- [KORTE OPDRACHT 1] Werk alle rijen hieronder bij door "konigsberg-map" te vervangen door "koenigsberg-map" en de rest ongewijzigd te laten. Neem de afbeeldingen niet op in je antwoord.

- [AANGELEVERDE TEKST]
Lezersrecensie
Het geheim van Veendijk
“Slechts één naam was ervoor nodig geweest om een verandering in gang te zetten. Ze was de eerste sneeuwvlok van een lawine.”
Deze zin zindert door de hele debuutroman Eerste reserve van Rijan van Leest (1980) heen. De zin verwijst naar de mysterieuze Neva, maar ook naar de onderhuidse spanning in het gesloten vissersdorpje Veendijk. Als je dit dorp als buitenstaander bezoekt ben je een indringer. Alles lijkt zijn gangetje te gaan in het dorp. Simon van Wijk, de hoofdpersoon, heeft altijd het dorp willen verlaten, willen reizen, maar het is er steeds maar niet van gekomen. Hij is nu, we schrijven 2014, de beste visfileerder van het dorp, is getrouwd met Tessa, heeft een puberzoon, een hond en werk. Een brave dorpeling, maar niet gelukkig. “Ons huwelijk is niet gebouwd op liefde, maar op verantwoordelijkheidsgevoel en schaamte.” Maar er is meer aan de hand in het dorp, er broeit iets onder de oppervlakte.
Op de cover prijkt een aalscholver. De natuur, de rivier, de visserij spelen een grote rol in de setting van het boek. De aalscholver is voor de palingvisser de grootste concurrent. De aalscholver kan ook gezien worden als een metafoor voor datgene wat het echte geluk van Simon in de weg heeft gestaan. De vogel lijkt zwart, maar als je goed kijkt is hij heel donkergroen. Een mooie nuance die de metafoor nog sterker maakt.
De personages in Eerste reserve worden levensecht neergezet. Thema’s als onderdanigheid, stilzwijgen, verdriet, je schikken in je lot, maar ook opkomen voor jezelf, zelfvertrouwen, de keuze tussen je eigen geluk en dat van je familie, knellende dorpsstructuren spelen in het boek. De auteur weet de spanning prima vast te houden, maar ook te doseren door humor te gebruiken, heeft in haar stijl van schrijven veel aandacht voor het detail. De lezer kan zich goed identificeren met het verhaal.
En dan is er die fantastische eerste zin die je meteen in het verhaal trekt: “Die ochtend leek niets er op dat de leugen die Simon leefde op instorten stond.” Op allerlei momenten weet de auteur zo’n zin uit haar pen te toveren, die je meteen weer op scherp zet.

- [GEGEVENS]
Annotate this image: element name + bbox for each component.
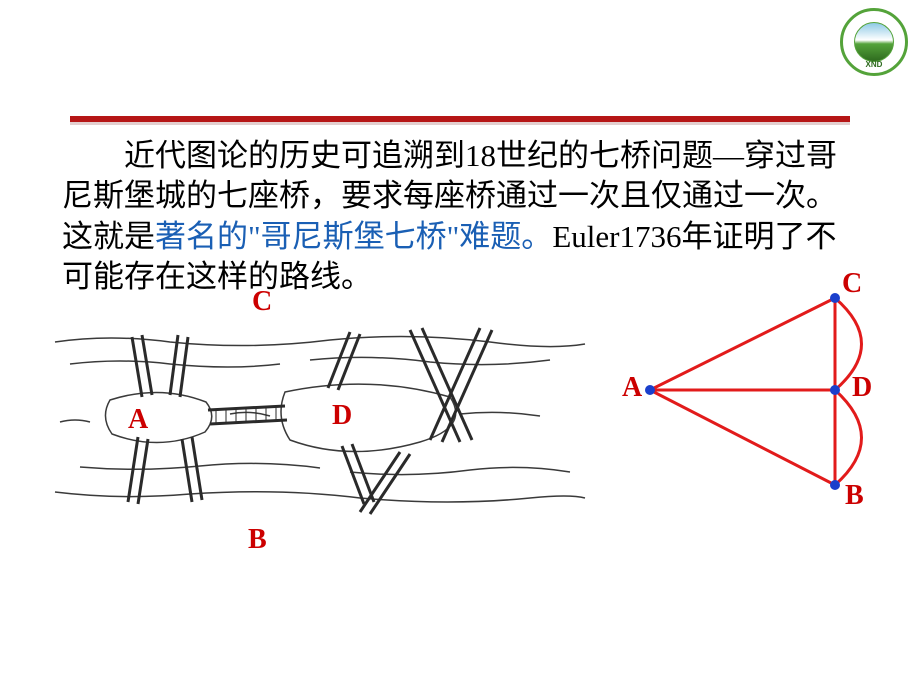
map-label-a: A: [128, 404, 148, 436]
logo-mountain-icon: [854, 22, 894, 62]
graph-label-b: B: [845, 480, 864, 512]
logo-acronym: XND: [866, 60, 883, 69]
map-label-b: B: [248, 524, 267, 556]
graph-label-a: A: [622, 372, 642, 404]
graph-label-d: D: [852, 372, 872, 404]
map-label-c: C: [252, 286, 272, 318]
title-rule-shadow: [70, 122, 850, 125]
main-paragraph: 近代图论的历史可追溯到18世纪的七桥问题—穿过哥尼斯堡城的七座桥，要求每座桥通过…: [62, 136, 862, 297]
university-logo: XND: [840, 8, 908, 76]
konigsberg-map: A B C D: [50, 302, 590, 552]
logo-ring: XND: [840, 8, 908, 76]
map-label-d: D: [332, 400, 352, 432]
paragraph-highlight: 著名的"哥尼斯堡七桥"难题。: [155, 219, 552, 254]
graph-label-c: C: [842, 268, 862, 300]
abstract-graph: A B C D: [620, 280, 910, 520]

- [KORTE OPDRACHT 2] Citeer uit de recensie hierboven letterlijk het stuk van "De personages in" tot "met het verhaal.".

- [ANTWOORD 1]
Annotate this image: element name + bbox for each component.
map-label-a: A: [128, 404, 148, 436]
logo-mountain-icon: [854, 22, 894, 62]
graph-label-b: B: [845, 480, 864, 512]
logo-acronym: XND: [866, 60, 883, 69]
map-label-b: B: [248, 524, 267, 556]
graph-label-a: A: [622, 372, 642, 404]
graph-label-d: D: [852, 372, 872, 404]
map-label-c: C: [252, 286, 272, 318]
title-rule-shadow: [70, 122, 850, 125]
main-paragraph: 近代图论的历史可追溯到18世纪的七桥问题—穿过哥尼斯堡城的七座桥，要求每座桥通过…: [62, 136, 862, 297]
university-logo: XND: [840, 8, 908, 76]
koenigsberg-map: A B C D: [50, 302, 590, 552]
logo-ring: XND: [840, 8, 908, 76]
map-label-d: D: [332, 400, 352, 432]
paragraph-highlight: 著名的"哥尼斯堡七桥"难题。: [155, 219, 552, 254]
graph-label-c: C: [842, 268, 862, 300]
abstract-graph: A B C D: [620, 280, 910, 520]

- [ANTWOORD 2]
De personages in Eerste reserve worden levensecht neergezet. Thema’s als onderdanigheid, stilzwijgen, verdriet, je schikken in je lot, maar ook opkomen voor jezelf, zelfvertrouwen, de keuze tussen je eigen geluk en dat van je familie, knellende dorpsstructuren spelen in het boek. De auteur weet de spanning prima vast te houden, maar ook te doseren door humor te gebruiken, heeft in haar stijl van schrijven veel aandacht voor het detail. De lezer kan zich goed identificeren met het verhaal.